#### Problems to solve
(a) Reproduce the part of the LockerDome article starting at "Before Gabe Lozano" and ending at "to other content?".
(b) Translate this sentence from the LockerDome article into Spanish: "Granted it didn’t happen overnight, and there were some challenges along the way."

#### Exercise passage
****
Before Gabe Lozano founded LockerDome in 2008, he had a simple idea: imagine a social media platform built around what you like versus who you know. That is, the current models Facebook and Twitter operate on connect you to other people, but what if LockerDome could be the platform that connects you to other content?
“I wrote a piece for the Wall Street Journal and it was shared across social media about 600 times,” says Lozano. “But what pissed me off was that I couldn’t find the conversation around that single piece of content. And I realized that you’re not going to be able to find what most people are saying about it after it’s shared on Facebook or Twitter. So, I thought, wouldn’t it be really freaking nice if a big chunk of that conversation actually happened where you wrote the article in the first place?”
When he shared his WSJ article on Facebook, there were about 550 first-degree connections that commented with a surface level “nice” or “like” on the article. But Lozano knew that while his friends might not care deeply about his topics of interest, there are 7 billion other people on the planet who might.
Thus, LockerDome adopted a quasi-mission that some folks in Downtown Vegas might find familiar: LockerDome wants to instigate maximum collisions among like-minded people. But before that, in their early stages of operation, LockerDome was geared wholly toward sports content.
They had accrued a somewhat small base of about 10,000 users, but the team began to see that there was a lot to be said for reaching outside the sports-content-realm. So, two years ago, LockerDome was re-launched as a consumer brand driven by a publisher model.
“The market is bigger than what we’ve even touched today,” says Lozano. “And the fundamental behavioral patterns in the market are the exact same when we touch sports as well as things that aren’t sports.”
This is an example of one of those perfect-pivot-moments because LockerDome’s user base exploded from the initial 10,000 users to 20 million over the course of those two years. Granted it didn’t happen overnight, and there were some challenges along the way.
“It’s always been a challenge of value stepping into a relatively unknown market,” says Lozano. “But we iterate quickly, launch stuff, measure it, dump it if it doesn’t work it, and do more of what works and less of what doesn’t.”
Regardless, Lozano stuck with LockerDome through thick and thin, successfully pivoted, re-launched the site, and showed his true entrepreneurial colors to the world. And to his mind, Lozano did two simple things that all other entrepreneurs should work toward when starting their own company.
“Number one, build something. Most people spend too much time talking about what they’re going to build before they actually put a product in front of the customer,” says Lozano. “Second, simply don’t die. If you build something and don’t die, you have a shot at building a real company.”
****
#### Document layout analysis data
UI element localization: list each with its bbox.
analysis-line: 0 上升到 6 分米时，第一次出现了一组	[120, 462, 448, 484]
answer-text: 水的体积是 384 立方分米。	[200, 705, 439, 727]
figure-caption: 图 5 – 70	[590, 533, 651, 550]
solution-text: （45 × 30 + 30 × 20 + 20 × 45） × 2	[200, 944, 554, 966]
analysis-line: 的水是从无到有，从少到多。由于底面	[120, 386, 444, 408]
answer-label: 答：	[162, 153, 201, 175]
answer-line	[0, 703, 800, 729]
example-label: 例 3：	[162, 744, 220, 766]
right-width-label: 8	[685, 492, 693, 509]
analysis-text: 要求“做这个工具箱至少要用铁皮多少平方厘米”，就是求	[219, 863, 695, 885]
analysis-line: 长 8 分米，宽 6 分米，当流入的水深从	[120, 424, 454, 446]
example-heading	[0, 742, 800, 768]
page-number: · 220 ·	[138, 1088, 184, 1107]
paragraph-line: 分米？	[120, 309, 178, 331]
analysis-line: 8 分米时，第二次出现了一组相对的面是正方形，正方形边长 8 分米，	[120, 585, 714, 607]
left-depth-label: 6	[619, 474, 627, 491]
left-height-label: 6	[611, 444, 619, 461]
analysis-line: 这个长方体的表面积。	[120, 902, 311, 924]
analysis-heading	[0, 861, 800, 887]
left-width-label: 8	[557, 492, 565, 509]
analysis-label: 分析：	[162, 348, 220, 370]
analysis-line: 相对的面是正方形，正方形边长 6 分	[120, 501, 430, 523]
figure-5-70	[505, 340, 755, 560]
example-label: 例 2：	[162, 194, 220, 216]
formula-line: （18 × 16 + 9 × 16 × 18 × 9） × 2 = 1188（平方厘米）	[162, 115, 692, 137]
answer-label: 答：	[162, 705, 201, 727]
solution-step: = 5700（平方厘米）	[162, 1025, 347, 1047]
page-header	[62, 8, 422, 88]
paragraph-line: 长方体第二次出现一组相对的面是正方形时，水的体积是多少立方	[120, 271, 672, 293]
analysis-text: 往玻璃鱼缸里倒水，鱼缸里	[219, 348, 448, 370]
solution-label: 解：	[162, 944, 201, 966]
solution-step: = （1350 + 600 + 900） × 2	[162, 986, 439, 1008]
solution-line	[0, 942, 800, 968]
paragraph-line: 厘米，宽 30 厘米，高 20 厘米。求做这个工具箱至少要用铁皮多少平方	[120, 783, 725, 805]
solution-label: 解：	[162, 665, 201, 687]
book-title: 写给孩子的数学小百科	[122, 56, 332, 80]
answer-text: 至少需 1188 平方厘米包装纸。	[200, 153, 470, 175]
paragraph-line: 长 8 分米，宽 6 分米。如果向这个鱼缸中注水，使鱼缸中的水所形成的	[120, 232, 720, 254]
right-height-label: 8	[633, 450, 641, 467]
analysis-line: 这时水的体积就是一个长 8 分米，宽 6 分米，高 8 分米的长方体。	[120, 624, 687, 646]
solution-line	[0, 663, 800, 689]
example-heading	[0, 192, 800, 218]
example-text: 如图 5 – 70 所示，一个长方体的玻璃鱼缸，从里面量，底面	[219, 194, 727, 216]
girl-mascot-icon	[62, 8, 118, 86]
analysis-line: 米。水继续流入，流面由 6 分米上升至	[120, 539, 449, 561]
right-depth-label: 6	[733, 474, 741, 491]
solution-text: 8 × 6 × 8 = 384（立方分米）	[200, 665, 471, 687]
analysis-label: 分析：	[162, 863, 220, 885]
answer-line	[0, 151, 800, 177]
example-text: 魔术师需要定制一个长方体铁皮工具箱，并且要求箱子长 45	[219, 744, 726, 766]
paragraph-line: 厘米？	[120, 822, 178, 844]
****
#### Exercise answers
(a)
Before Gabe Lozano founded LockerDome in 2008, he had a simple idea: imagine a social media platform built around what you like versus who you know. That is, the current models Facebook and Twitter operate on connect you to other people, but what if LockerDome could be the platform that connects you to other content?

(b) Es cierto que no sucedió de la noche a la mañana, y hubo algunos desafíos en el camino.